3 large eggs, room temperature
3 tablespoons milk, room temperature
1 1/2 teaspoons pure vanilla extract
150 grams sifted cake flour
1 teaspoon baking powder
1/4 teaspoon salt
150 grams granulated white sugar
185 grams unsalted butter, room temperature
Preheat oven to 350 degrees F (177 degrees C) and place rack in center of oven. Butter or spray with a non stick vegetable spray, a 9 x 5 x 3 inch (23 x 13 x 8 cm) loaf pan. Line the bottom of the pan with parchment paper and butter or spray the paper.
In a medium bowl, whisk together the eggs, milk, and vanilla extract.
In the bowl of your electric mixer, with the paddle attachment (or with a hand mixer), place the dry ingredients (flour, baking powder, salt, and sugar) and mix on low speed for about 30 seconds or until blended. Add the butter and half of the egg mixture. Mix on low speed until the dry ingredients are moistened. Increase the mixer speed to medium and beat for about one minute to aerate and develop the cake’s structure. Scrape down the sides of the bowl. Gradually add the remaining egg mixture, in 2 additions, beating about 30 seconds after each addition to incorporate the egg and strengthen the cake’s structure.
Scrape the batter into the prepared pan and smooth the top with an offset spatula or the back of a spoon. Bake for about 55 to 65 minutes or until the cake is golden brown and a toothpick inserted in the center comes out clean. If you find the cake browning too much as it bakes, cover with a piece of lightly buttered aluminum foil after about 30 minutes.
Remove the cake from the oven and place on a wire rack to cool for about 10 minutes. Remove the cake from the pan and cool completely on a lightly buttered wire rack.
The Pound Cake can be covered and stored for several days at room temperature, for one week when refrigerated, or it can be frozen for two months.
Makes one 9 x 5 x 3 inch (23 x 13 x 8 cm) loaf.

• [DATASET EXCERPT]:
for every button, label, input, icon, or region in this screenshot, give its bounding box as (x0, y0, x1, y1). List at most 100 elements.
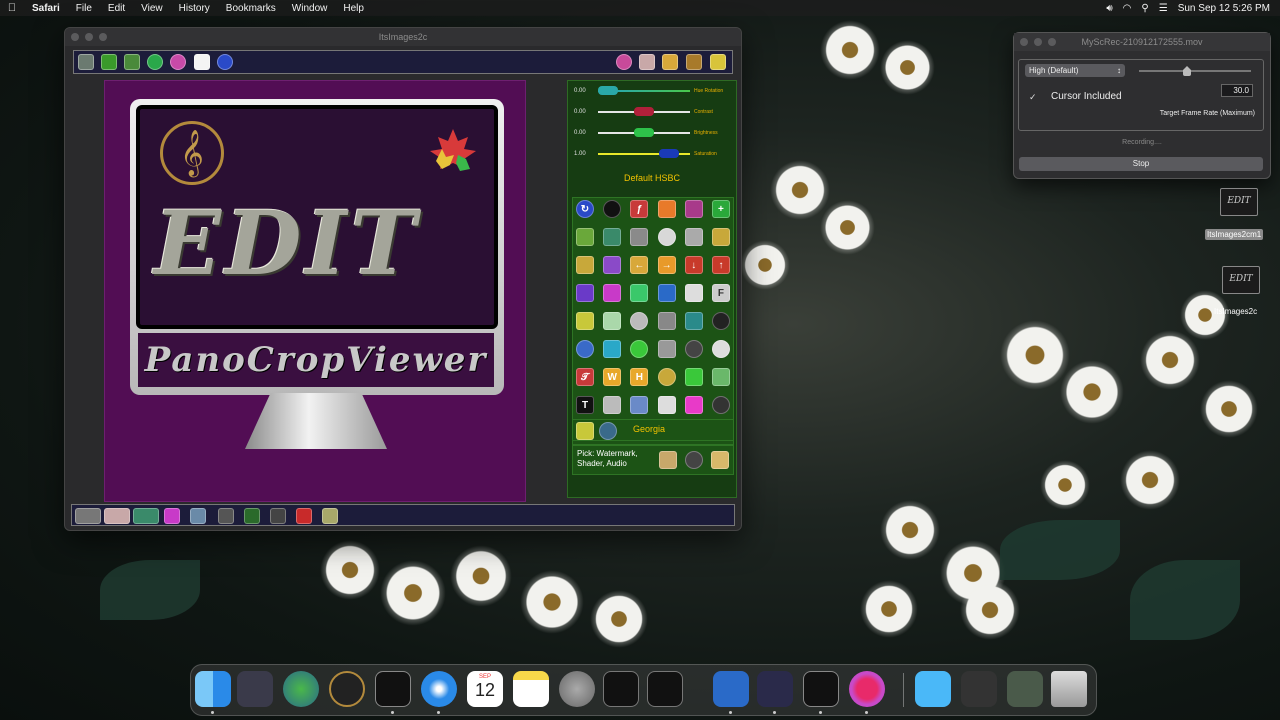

• [WHAT TO DO]:
**a.** From the pound cake recipe, please write out word for word the part that opens with the words containing "3 large eggs, room" and closes with "and vanilla extract.".
**b.** Answer these questions using the pound cake recipe:
(i) To what temperature in degrees Fahrenheit is the oven preheated?
(ii) How long can the cake be kept frozen?
(iii) How many grams of unsalted butter does the recipe call for?
**c.** Turn the paragraph of the pound cake recipe that begins "In the bowl of your electric mixer" into a numbered list of steps, keeping its main facts.

• [THE REPLIES]:
**a.**
3 large eggs, room temperature
3 tablespoons milk, room temperature
1 1/2 teaspoons pure vanilla extract
150 grams sifted cake flour
1 teaspoon baking powder
1/4 teaspoon salt
150 grams granulated white sugar
185 grams unsalted butter, room temperature
Preheat oven to 350 degrees F (177 degrees C) and place rack in center of oven. Butter or spray with a non stick vegetable spray, a 9 x 5 x 3 inch (23 x 13 x 8 cm) loaf pan. Line the bottom of the pan with parchment paper and butter or spray the paper.
In a medium bowl, whisk together the eggs, milk, and vanilla extract.

**b.**
(i) 350 degrees F
(ii) Two months
(iii) 185 grams

**c.**
1. In an electric mixer with the paddle attachment (or with a hand mixer), mix the flour, baking powder, salt, and sugar on low speed for about 30 seconds, until blended.
2. Add the butter and half of the egg mixture, and mix on low speed until the dry ingredients are moistened.
3. Beat on medium speed for about one minute to aerate the batter and develop the cake's structure.
4. Scrape down the sides of the bowl.
5. Add the remaining egg mixture in 2 additions, beating about 30 seconds after each one.